=== Materials provided ===

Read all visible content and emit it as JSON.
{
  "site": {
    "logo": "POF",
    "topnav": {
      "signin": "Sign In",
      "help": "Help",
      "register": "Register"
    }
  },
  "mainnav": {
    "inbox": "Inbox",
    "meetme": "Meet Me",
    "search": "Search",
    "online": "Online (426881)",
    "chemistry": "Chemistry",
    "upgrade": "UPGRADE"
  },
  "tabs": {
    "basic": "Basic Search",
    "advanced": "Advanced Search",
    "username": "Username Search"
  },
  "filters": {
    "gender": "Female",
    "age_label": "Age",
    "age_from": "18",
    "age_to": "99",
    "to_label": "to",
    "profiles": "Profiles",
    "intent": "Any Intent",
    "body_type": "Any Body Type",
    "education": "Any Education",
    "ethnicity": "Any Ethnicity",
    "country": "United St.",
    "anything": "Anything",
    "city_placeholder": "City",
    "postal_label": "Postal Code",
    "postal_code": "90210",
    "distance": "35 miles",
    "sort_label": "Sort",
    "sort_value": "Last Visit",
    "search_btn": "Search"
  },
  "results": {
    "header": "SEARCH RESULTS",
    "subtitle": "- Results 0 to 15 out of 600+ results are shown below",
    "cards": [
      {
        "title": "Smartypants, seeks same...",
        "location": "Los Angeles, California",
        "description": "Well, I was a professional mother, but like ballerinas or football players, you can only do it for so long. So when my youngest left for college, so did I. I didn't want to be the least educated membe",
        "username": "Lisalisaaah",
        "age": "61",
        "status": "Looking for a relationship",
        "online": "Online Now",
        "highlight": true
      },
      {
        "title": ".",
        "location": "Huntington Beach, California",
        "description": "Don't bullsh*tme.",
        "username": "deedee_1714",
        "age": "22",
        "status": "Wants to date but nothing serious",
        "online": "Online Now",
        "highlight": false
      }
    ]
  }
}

===

▸ Task prompt: Each line of the material should be duplicated exactly, please.

▸ Task solution:
Read all visible content and emit it as JSON.
{
  "site": {
    "logo": "POF",
    "topnav": {
      "signin": "Sign In",
      "help": "Help",
      "register": "Register"
    }
  },
  "mainnav": {
    "inbox": "Inbox",
    "meetme": "Meet Me",
    "search": "Search",
    "online": "Online (426881)",
    "chemistry": "Chemistry",
    "upgrade": "UPGRADE"
  },
  "tabs": {
    "basic": "Basic Search",
    "advanced": "Advanced Search",
    "username": "Username Search"
  },
  "filters": {
    "gender": "Female",
    "age_label": "Age",
    "age_from": "18",
    "age_to": "99",
    "to_label": "to",
    "profiles": "Profiles",
    "intent": "Any Intent",
    "body_type": "Any Body Type",
    "education": "Any Education",
    "ethnicity": "Any Ethnicity",
    "country": "United St.",
    "anything": "Anything",
    "city_placeholder": "City",
    "postal_label": "Postal Code",
    "postal_code": "90210",
    "distance": "35 miles",
    "sort_label": "Sort",
    "sort_value": "Last Visit",
    "search_btn": "Search"
  },
  "results": {
    "header": "SEARCH RESULTS",
    "subtitle": "- Results 0 to 15 out of 600+ results are shown below",
    "cards": [
      {
        "title": "Smartypants, seeks same...",
        "location": "Los Angeles, California",
        "description": "Well, I was a professional mother, but like ballerinas or football players, you can only do it for so long. So when my youngest left for college, so did I. I didn't want to be the least educated membe",
        "username": "Lisalisaaah",
        "age": "61",
        "status": "Looking for a relationship",
        "online": "Online Now",
        "highlight": true
      },
      {
        "title": ".",
        "location": "Huntington Beach, California",
        "description": "Don't bullsh*tme.",
        "username": "deedee_1714",
        "age": "22",
        "status": "Wants to date but nothing serious",
        "online": "Online Now",
        "highlight": false
      }
    ]
  }
}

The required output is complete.